>> BEGIN
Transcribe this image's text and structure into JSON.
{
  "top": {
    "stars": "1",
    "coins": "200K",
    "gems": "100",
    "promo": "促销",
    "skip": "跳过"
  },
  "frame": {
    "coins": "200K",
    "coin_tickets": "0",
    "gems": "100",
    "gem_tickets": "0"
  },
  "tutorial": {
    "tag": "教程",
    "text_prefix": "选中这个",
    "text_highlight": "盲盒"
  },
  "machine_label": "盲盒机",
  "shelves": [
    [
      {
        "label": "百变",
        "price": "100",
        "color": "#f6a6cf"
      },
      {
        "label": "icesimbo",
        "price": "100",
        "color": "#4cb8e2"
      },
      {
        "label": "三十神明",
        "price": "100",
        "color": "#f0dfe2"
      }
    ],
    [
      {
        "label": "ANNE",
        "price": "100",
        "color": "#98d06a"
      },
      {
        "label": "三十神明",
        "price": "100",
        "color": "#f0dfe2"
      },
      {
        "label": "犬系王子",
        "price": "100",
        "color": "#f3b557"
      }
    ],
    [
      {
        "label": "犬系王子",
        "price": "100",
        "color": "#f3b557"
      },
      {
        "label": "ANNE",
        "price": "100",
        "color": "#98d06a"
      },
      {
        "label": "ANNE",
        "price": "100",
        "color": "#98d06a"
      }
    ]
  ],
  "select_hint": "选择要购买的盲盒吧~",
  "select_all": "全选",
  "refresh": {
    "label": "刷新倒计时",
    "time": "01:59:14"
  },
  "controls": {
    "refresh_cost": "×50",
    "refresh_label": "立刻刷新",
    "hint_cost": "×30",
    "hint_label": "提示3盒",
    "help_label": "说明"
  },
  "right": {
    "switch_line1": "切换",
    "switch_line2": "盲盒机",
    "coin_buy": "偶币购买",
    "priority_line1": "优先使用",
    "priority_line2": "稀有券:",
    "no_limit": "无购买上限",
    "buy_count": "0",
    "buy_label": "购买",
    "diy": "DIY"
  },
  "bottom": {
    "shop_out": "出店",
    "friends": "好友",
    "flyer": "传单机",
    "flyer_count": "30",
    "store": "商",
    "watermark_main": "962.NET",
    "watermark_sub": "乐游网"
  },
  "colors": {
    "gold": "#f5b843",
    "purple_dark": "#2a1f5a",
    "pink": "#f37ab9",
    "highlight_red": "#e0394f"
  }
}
>> END
Return all of the entries exactly as they were supplied.

» **EXERCISE RESULT**:
Transcribe this image's text and structure into JSON.
{
  "top": {
    "stars": "1",
    "coins": "200K",
    "gems": "100",
    "promo": "促销",
    "skip": "跳过"
  },
  "frame": {
    "coins": "200K",
    "coin_tickets": "0",
    "gems": "100",
    "gem_tickets": "0"
  },
  "tutorial": {
    "tag": "教程",
    "text_prefix": "选中这个",
    "text_highlight": "盲盒"
  },
  "machine_label": "盲盒机",
  "shelves": [
    [
      {
        "label": "百变",
        "price": "100",
        "color": "#f6a6cf"
      },
      {
        "label": "icesimbo",
        "price": "100",
        "color": "#4cb8e2"
      },
      {
        "label": "三十神明",
        "price": "100",
        "color": "#f0dfe2"
      }
    ],
    [
      {
        "label": "ANNE",
        "price": "100",
        "color": "#98d06a"
      },
      {
        "label": "三十神明",
        "price": "100",
        "color": "#f0dfe2"
      },
      {
        "label": "犬系王子",
        "price": "100",
        "color": "#f3b557"
      }
    ],
    [
      {
        "label": "犬系王子",
        "price": "100",
        "color": "#f3b557"
      },
      {
        "label": "ANNE",
        "price": "100",
        "color": "#98d06a"
      },
      {
        "label": "ANNE",
        "price": "100",
        "color": "#98d06a"
      }
    ]
  ],
  "select_hint": "选择要购买的盲盒吧~",
  "select_all": "全选",
  "refresh": {
    "label": "刷新倒计时",
    "time": "01:59:14"
  },
  "controls": {
    "refresh_cost": "×50",
    "refresh_label": "立刻刷新",
    "hint_cost": "×30",
    "hint_label": "提示3盒",
    "help_label": "说明"
  },
  "right": {
    "switch_line1": "切换",
    "switch_line2": "盲盒机",
    "coin_buy": "偶币购买",
    "priority_line1": "优先使用",
    "priority_line2": "稀有券:",
    "no_limit": "无购买上限",
    "buy_count": "0",
    "buy_label": "购买",
    "diy": "DIY"
  },
  "bottom": {
    "shop_out": "出店",
    "friends": "好友",
    "flyer": "传单机",
    "flyer_count": "30",
    "store": "商",
    "watermark_main": "962.NET",
    "watermark_sub": "乐游网"
  },
  "colors": {
    "gold": "#f5b843",
    "purple_dark": "#2a1f5a",
    "pink": "#f37ab9",
    "highlight_red": "#e0394f"
  }
}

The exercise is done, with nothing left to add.